▶ [Problem statement]:
Every record must be transcribed in its entirety, apart from the images, which are to be omitted.

▶ [Provided records]:
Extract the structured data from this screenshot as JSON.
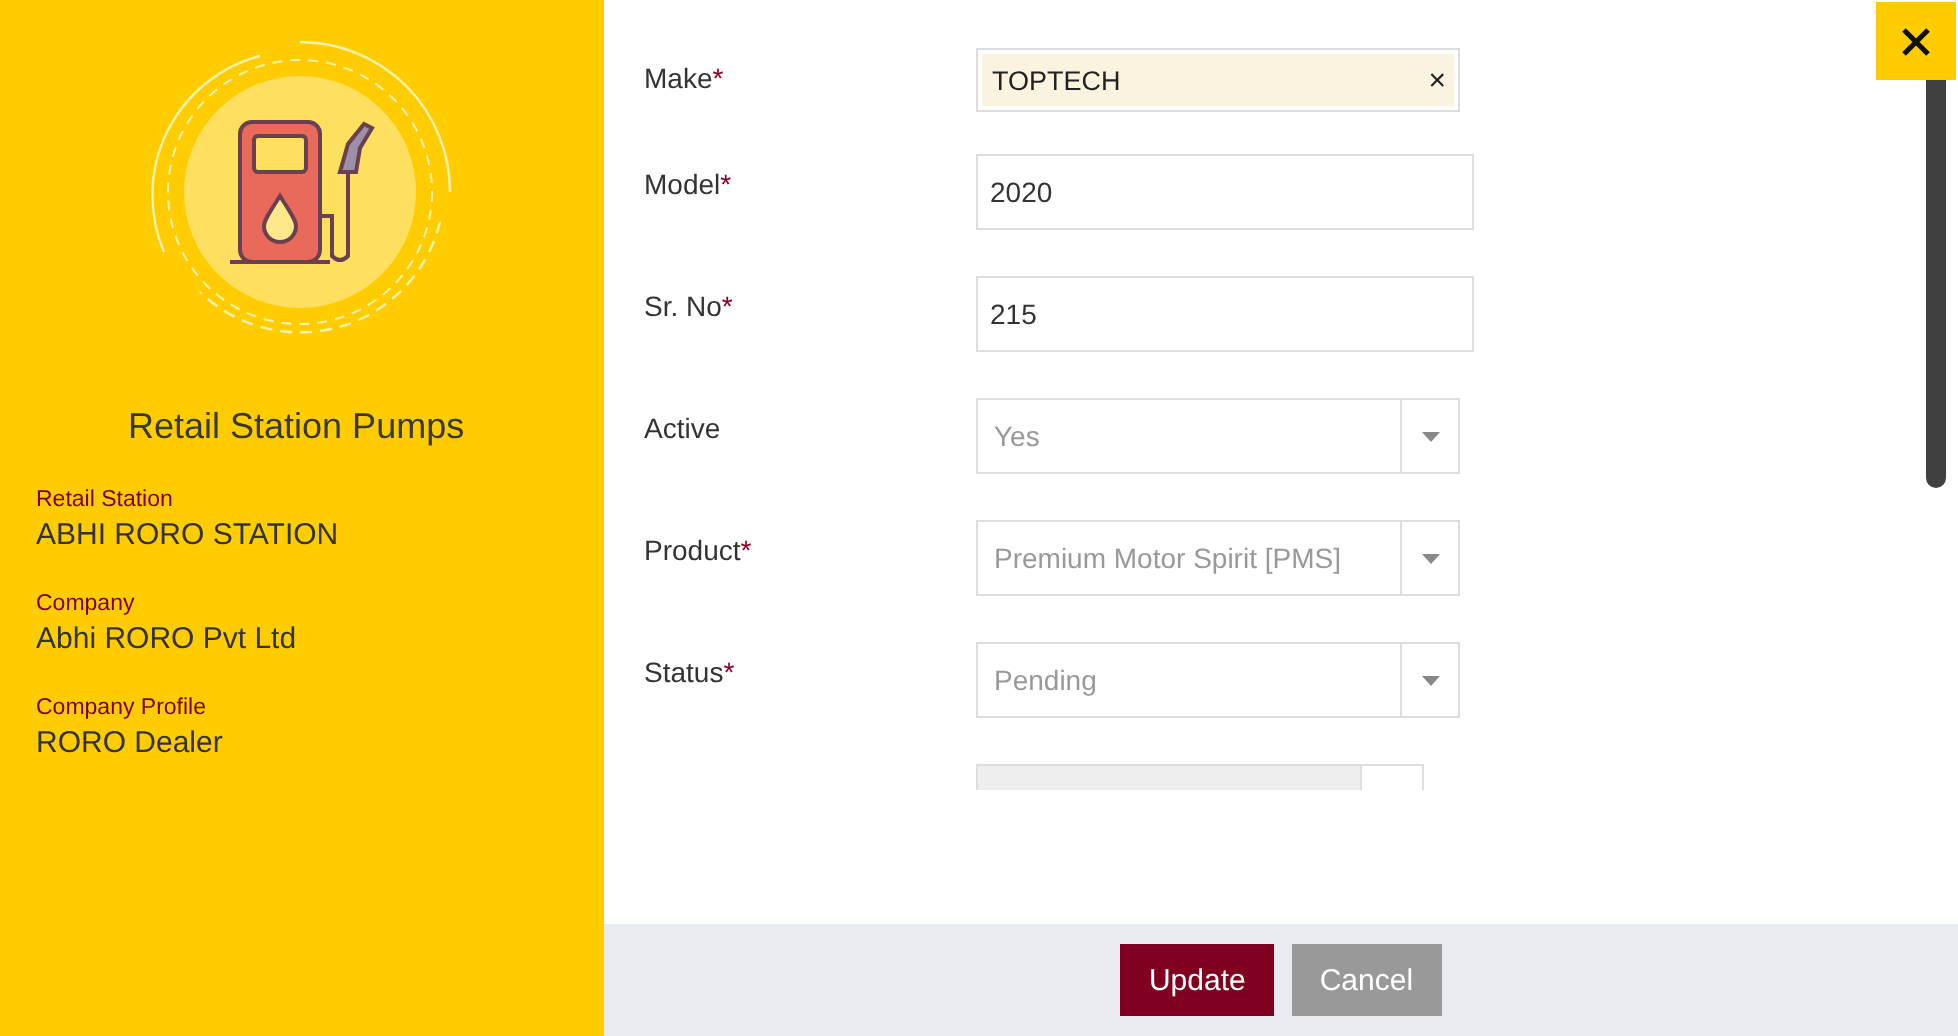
{
  "sidebar": {
    "title": "Retail Station Pumps",
    "details": [
      {
        "label": "Retail Station",
        "value": "ABHI RORO STATION"
      },
      {
        "label": "Company",
        "value": "Abhi RORO Pvt Ltd"
      },
      {
        "label": "Company Profile",
        "value": "RORO Dealer"
      }
    ]
  },
  "form": {
    "fields": [
      {
        "kind": "tag",
        "label": "Make",
        "mark": "*",
        "value": "TOPTECH",
        "clear": "×",
        "disabled": false
      },
      {
        "kind": "text",
        "label": "Model",
        "mark": "*",
        "value": "2020",
        "disabled": false
      },
      {
        "kind": "text",
        "label": "Sr. No",
        "mark": "*",
        "value": "215",
        "disabled": false
      },
      {
        "kind": "select",
        "label": "Active",
        "value": "Yes",
        "disabled": true
      },
      {
        "kind": "select",
        "label": "Product",
        "mark": "*",
        "value": "Premium Motor Spirit [PMS]",
        "disabled": true
      },
      {
        "kind": "select",
        "label": "Status",
        "mark": "*",
        "value": "Pending",
        "disabled": true
      },
      {
        "kind": "date",
        "disabled": true
      }
    ]
  },
  "buttons": [
    {
      "label": "Update",
      "kind": "primary"
    },
    {
      "label": "Cancel",
      "kind": "secondary"
    }
  ]
}
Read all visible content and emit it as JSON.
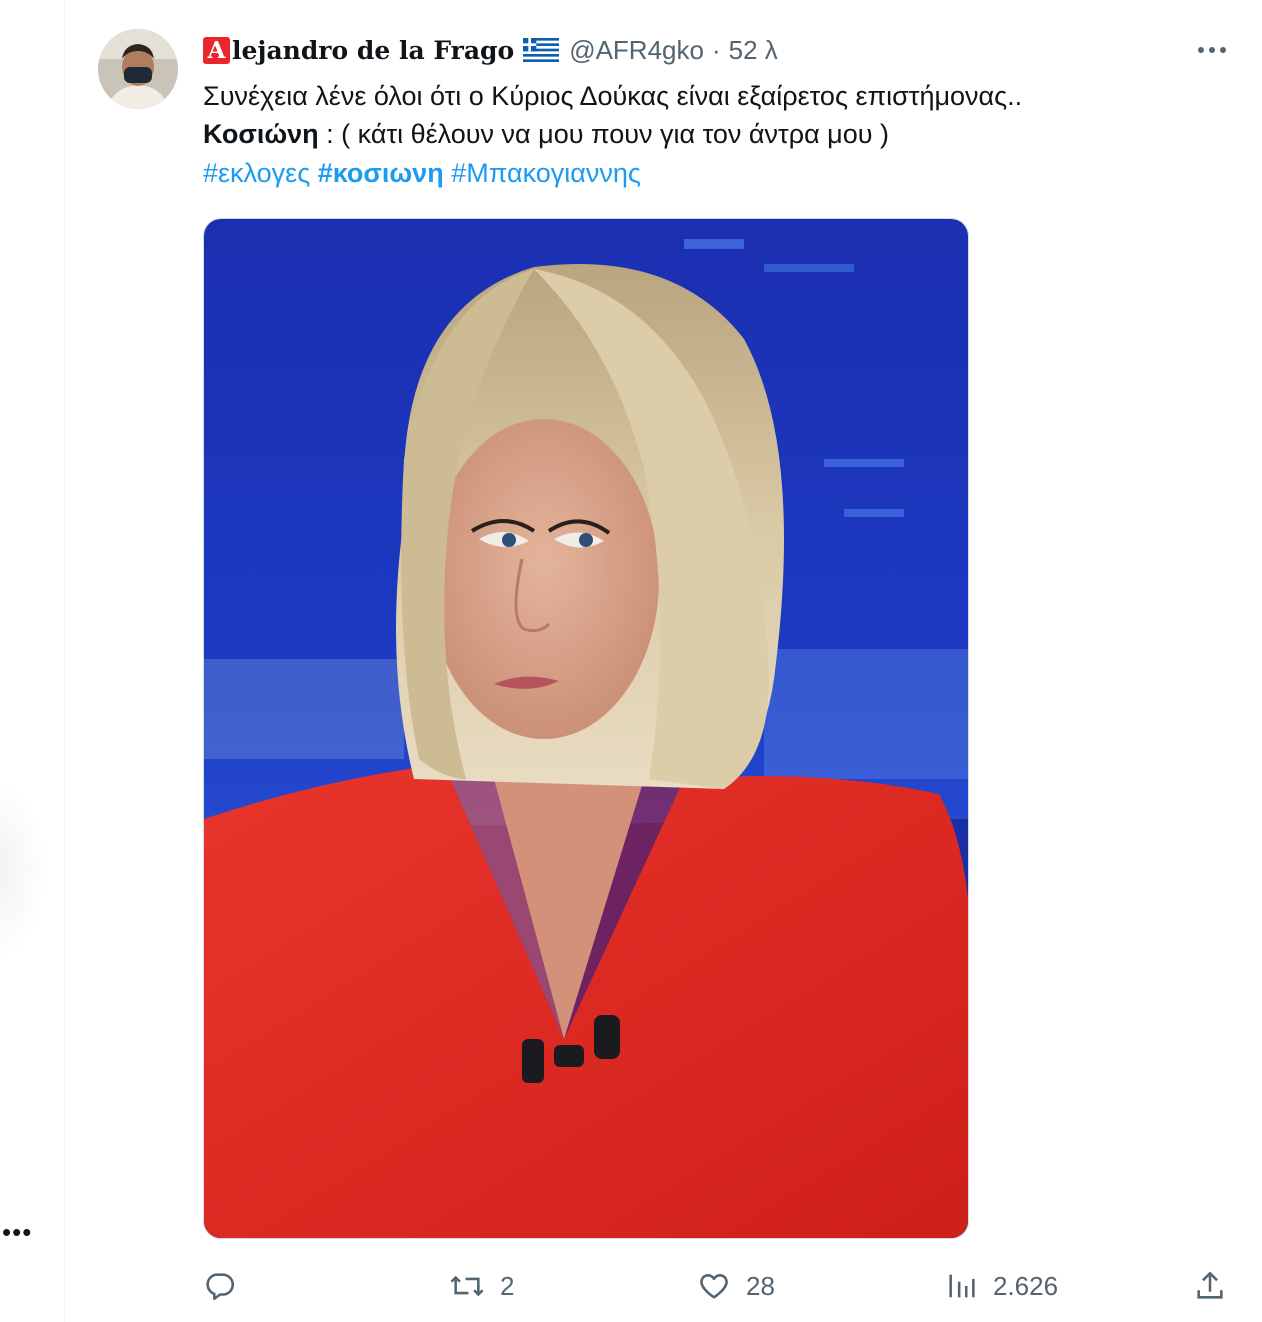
{
  "sidebar": {
    "more_label": "•••"
  },
  "tweet": {
    "author": {
      "badge_letter": "A",
      "display_name": "lejandro de la Frago",
      "handle": "@AFR4gko",
      "separator": "·",
      "time": "52 λ",
      "avatar_icon": "user-avatar"
    },
    "text": {
      "line1": "Συνέχεια λένε όλοι ότι ο Κύριος Δούκας είναι εξαίρετος επιστήμονας..",
      "line2_bold": "Κοσιώνη",
      "line2_rest": " : ( κάτι θέλουν να μου πουν για τον άντρα μου )",
      "hashtags": [
        "#εκλογες",
        "#κοσιωνη",
        "#Μπακογιαννης"
      ]
    },
    "actions": {
      "reply": {
        "icon": "reply-icon",
        "count": ""
      },
      "retweet": {
        "icon": "retweet-icon",
        "count": "2"
      },
      "like": {
        "icon": "heart-icon",
        "count": "28"
      },
      "views": {
        "icon": "views-icon",
        "count": "2.626"
      },
      "share": {
        "icon": "share-icon",
        "count": ""
      }
    }
  },
  "colors": {
    "link": "#1d9bf0",
    "muted": "#536471",
    "text": "#0f1419",
    "badge": "#e8262c"
  }
}
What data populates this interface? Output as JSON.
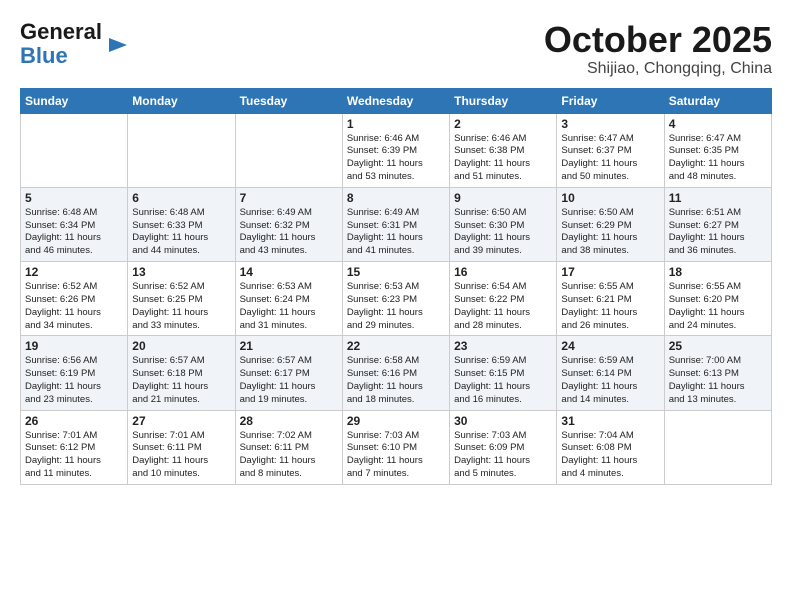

▶ [Worked answer]:
Extract the structured data from this screenshot as JSON.
{
  "sidebar": {
    "title": "Retail Station Pumps",
    "details": [
      {
        "label": "Retail Station",
        "value": "ABHI RORO STATION"
      },
      {
        "label": "Company",
        "value": "Abhi RORO Pvt Ltd"
      },
      {
        "label": "Company Profile",
        "value": "RORO Dealer"
      }
    ]
  },
  "form": {
    "fields": [
      {
        "kind": "tag",
        "label": "Make",
        "mark": "*",
        "value": "TOPTECH",
        "clear": "×",
        "disabled": false
      },
      {
        "kind": "text",
        "label": "Model",
        "mark": "*",
        "value": "2020",
        "disabled": false
      },
      {
        "kind": "text",
        "label": "Sr. No",
        "mark": "*",
        "value": "215",
        "disabled": false
      },
      {
        "kind": "select",
        "label": "Active",
        "value": "Yes",
        "disabled": true
      },
      {
        "kind": "select",
        "label": "Product",
        "mark": "*",
        "value": "Premium Motor Spirit [PMS]",
        "disabled": true
      },
      {
        "kind": "select",
        "label": "Status",
        "mark": "*",
        "value": "Pending",
        "disabled": true
      },
      {
        "kind": "date",
        "disabled": true
      }
    ]
  },
  "buttons": [
    {
      "label": "Update",
      "kind": "primary"
    },
    {
      "label": "Cancel",
      "kind": "secondary"
    }
  ]
}
Read all visible content and emit it as JSON.
{
  "sidebar": {
    "more_label": "•••"
  },
  "tweet": {
    "author": {
      "badge_letter": "A",
      "display_name": "lejandro de la Frago",
      "handle": "@AFR4gko",
      "separator": "·",
      "time": "52 λ",
      "avatar_icon": "user-avatar"
    },
    "text": {
      "line1": "Συνέχεια λένε όλοι ότι ο Κύριος Δούκας είναι εξαίρετος επιστήμονας..",
      "line2_bold": "Κοσιώνη",
      "line2_rest": " : ( κάτι θέλουν να μου πουν για τον άντρα μου )",
      "hashtags": [
        "#εκλογες",
        "#κοσιωνη",
        "#Μπακογιαννης"
      ]
    },
    "actions": {
      "reply": {
        "icon": "reply-icon",
        "count": ""
      },
      "retweet": {
        "icon": "retweet-icon",
        "count": "2"
      },
      "like": {
        "icon": "heart-icon",
        "count": "28"
      },
      "views": {
        "icon": "views-icon",
        "count": "2.626"
      },
      "share": {
        "icon": "share-icon",
        "count": ""
      }
    }
  },
  "colors": {
    "link": "#1d9bf0",
    "muted": "#536471",
    "text": "#0f1419",
    "badge": "#e8262c"
  }
}
What data populates this interface? Output as JSON.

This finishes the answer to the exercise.